-- Begin Data rows --
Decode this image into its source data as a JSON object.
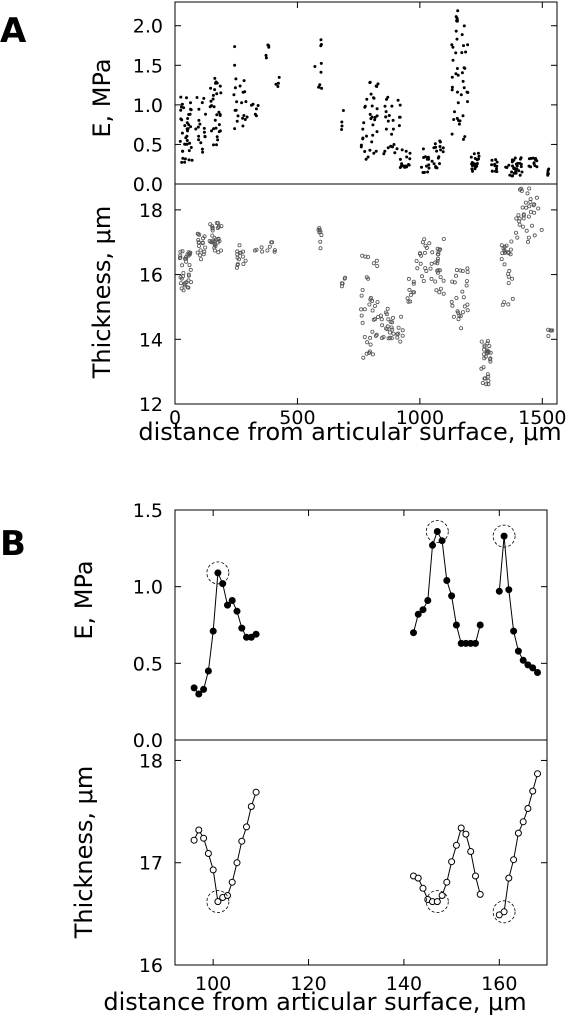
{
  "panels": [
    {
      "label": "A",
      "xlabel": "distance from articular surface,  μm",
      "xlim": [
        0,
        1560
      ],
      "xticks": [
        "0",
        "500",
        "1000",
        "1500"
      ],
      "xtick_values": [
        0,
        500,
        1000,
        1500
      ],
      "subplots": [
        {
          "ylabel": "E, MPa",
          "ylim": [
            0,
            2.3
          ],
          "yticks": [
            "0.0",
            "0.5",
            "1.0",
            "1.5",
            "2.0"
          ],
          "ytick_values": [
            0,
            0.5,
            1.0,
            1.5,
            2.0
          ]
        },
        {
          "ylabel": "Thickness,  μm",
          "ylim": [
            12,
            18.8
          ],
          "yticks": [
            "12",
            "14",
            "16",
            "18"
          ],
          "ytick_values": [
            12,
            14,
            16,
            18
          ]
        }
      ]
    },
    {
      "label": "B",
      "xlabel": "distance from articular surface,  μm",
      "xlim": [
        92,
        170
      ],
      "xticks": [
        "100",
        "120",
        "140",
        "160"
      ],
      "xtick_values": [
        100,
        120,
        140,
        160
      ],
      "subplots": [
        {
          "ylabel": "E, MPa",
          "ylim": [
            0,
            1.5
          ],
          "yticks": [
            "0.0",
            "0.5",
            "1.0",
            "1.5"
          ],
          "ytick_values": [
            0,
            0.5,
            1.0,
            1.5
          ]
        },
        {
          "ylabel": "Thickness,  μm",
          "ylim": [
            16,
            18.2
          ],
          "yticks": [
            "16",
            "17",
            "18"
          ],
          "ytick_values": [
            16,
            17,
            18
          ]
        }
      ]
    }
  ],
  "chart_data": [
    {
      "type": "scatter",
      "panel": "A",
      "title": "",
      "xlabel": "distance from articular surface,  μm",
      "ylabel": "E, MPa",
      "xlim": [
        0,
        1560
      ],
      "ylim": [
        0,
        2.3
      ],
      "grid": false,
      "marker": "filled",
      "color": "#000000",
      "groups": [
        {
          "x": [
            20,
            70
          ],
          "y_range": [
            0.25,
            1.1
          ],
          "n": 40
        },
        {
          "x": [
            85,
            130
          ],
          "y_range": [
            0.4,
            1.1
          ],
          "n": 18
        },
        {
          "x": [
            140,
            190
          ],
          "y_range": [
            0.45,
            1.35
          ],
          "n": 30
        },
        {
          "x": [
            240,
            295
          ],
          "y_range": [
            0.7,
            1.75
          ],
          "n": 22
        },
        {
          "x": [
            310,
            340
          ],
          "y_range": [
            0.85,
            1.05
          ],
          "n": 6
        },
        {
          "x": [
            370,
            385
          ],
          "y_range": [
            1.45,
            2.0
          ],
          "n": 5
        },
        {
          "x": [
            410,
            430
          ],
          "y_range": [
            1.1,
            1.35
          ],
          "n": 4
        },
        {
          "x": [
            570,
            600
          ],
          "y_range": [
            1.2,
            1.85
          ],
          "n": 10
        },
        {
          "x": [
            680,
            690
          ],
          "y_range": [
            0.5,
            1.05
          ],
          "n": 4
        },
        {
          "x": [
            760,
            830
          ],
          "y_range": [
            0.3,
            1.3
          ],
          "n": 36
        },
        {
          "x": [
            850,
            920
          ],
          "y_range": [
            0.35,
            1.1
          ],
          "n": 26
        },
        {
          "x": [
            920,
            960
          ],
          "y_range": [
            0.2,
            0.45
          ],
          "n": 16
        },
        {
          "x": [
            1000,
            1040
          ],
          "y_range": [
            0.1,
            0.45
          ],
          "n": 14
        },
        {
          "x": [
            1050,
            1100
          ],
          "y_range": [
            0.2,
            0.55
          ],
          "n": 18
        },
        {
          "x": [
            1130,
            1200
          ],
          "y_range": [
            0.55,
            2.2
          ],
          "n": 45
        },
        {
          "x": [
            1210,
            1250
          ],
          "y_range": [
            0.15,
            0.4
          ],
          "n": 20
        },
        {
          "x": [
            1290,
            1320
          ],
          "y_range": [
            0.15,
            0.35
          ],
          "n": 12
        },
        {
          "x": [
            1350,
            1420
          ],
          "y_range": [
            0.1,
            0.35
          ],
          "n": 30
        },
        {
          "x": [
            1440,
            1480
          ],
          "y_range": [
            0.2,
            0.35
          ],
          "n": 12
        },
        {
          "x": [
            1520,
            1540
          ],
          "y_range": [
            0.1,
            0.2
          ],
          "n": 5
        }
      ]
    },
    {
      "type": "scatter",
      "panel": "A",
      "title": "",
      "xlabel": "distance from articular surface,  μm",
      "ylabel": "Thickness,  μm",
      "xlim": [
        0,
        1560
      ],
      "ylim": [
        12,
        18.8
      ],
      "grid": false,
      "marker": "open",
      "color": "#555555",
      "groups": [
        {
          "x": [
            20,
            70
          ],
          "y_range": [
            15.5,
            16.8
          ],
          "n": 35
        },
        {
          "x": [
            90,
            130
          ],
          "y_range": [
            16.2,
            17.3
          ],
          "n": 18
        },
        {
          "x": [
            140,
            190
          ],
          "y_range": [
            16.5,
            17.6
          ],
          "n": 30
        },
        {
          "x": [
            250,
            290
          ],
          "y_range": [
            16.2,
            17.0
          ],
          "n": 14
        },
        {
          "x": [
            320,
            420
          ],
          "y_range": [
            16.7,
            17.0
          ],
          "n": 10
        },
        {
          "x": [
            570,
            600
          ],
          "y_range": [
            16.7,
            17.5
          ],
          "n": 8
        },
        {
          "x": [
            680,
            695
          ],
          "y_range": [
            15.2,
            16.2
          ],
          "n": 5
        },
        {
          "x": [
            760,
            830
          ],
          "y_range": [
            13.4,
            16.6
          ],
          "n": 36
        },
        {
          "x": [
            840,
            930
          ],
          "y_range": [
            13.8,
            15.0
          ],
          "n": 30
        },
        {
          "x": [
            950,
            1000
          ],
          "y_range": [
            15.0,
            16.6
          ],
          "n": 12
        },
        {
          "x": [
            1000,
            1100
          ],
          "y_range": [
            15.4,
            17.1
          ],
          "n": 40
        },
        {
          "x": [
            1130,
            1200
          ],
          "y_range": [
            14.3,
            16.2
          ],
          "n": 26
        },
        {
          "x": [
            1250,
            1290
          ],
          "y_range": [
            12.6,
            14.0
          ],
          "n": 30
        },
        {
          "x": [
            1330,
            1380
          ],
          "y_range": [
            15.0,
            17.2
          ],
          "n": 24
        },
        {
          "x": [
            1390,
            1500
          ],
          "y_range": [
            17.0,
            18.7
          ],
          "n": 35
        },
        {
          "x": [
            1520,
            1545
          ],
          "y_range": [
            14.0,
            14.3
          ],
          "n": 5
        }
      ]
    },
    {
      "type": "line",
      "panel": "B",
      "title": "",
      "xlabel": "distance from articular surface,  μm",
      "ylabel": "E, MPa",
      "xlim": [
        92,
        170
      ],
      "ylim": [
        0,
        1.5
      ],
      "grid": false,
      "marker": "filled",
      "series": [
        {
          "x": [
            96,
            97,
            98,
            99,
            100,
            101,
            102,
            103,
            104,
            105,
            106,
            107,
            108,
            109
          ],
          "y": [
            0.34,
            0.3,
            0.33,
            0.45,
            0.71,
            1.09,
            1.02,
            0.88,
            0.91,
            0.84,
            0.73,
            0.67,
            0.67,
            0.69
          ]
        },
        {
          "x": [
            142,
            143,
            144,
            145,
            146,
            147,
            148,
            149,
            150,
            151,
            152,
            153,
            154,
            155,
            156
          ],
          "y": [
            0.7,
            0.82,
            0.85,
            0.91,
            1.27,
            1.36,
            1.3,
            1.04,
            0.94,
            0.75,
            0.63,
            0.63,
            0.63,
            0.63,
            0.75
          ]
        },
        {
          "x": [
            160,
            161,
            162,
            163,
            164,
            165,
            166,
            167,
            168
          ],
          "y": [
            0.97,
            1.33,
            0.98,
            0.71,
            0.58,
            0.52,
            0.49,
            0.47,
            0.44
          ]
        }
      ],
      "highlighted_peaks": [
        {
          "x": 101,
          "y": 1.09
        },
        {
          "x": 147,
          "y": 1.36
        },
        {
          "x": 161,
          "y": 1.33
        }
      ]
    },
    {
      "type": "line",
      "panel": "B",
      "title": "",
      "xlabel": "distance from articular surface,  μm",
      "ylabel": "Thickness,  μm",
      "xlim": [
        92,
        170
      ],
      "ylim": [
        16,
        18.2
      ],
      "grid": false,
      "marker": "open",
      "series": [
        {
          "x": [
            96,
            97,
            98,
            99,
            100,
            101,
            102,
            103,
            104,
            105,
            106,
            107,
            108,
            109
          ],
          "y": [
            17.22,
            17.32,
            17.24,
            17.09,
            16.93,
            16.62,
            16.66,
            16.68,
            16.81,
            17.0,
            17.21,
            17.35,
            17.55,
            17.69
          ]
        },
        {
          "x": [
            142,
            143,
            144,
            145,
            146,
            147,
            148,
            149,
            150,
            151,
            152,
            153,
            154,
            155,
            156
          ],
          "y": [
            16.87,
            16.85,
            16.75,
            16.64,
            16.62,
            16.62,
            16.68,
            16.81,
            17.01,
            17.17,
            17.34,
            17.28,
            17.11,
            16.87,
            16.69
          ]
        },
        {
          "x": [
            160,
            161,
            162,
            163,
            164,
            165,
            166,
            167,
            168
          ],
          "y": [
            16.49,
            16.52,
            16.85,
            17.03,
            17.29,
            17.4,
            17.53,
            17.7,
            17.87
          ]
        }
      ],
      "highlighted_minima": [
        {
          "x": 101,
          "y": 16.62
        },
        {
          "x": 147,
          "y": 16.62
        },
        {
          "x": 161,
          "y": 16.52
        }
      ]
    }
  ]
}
-- End Data rows --
-- Begin Data rows --
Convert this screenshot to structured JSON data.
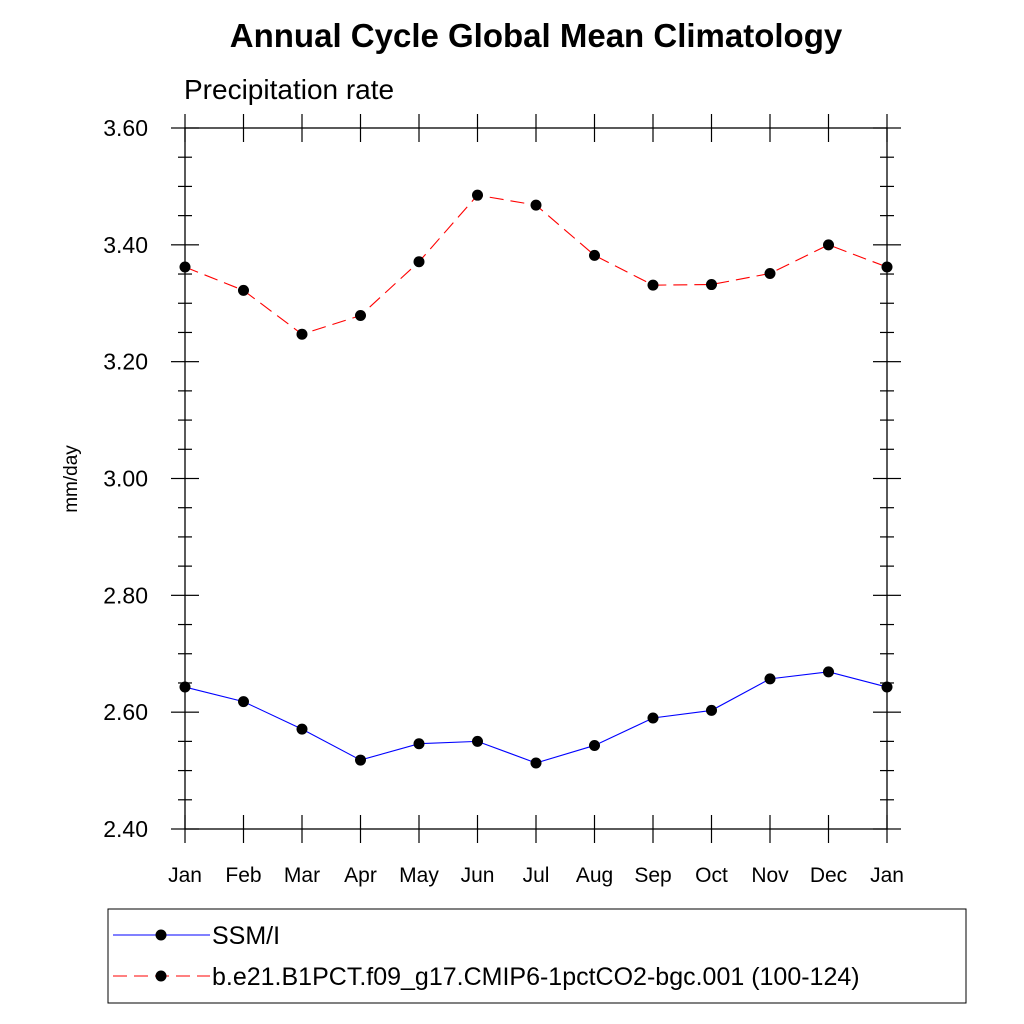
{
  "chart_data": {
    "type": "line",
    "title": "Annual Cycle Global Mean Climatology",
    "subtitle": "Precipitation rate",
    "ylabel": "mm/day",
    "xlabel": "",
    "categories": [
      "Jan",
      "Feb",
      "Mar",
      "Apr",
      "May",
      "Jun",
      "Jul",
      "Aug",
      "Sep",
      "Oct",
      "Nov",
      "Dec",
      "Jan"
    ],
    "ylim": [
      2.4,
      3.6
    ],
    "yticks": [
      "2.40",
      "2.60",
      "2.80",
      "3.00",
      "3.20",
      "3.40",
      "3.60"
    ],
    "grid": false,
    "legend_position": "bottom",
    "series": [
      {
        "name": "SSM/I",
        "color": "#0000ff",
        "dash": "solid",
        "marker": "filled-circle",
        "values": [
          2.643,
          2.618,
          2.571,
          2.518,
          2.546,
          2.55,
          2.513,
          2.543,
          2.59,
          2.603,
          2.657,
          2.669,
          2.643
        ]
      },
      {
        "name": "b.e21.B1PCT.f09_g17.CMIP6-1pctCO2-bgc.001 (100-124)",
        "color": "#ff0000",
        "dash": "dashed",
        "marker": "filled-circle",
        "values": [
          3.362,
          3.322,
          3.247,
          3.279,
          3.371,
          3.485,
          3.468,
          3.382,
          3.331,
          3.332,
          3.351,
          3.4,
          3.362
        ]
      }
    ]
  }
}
-- End Data rows --
Go through the preceding material and copy each line that has the word "this".

Decode this image into its source data as a JSON object.
Convert this screenshot to structured JSON data.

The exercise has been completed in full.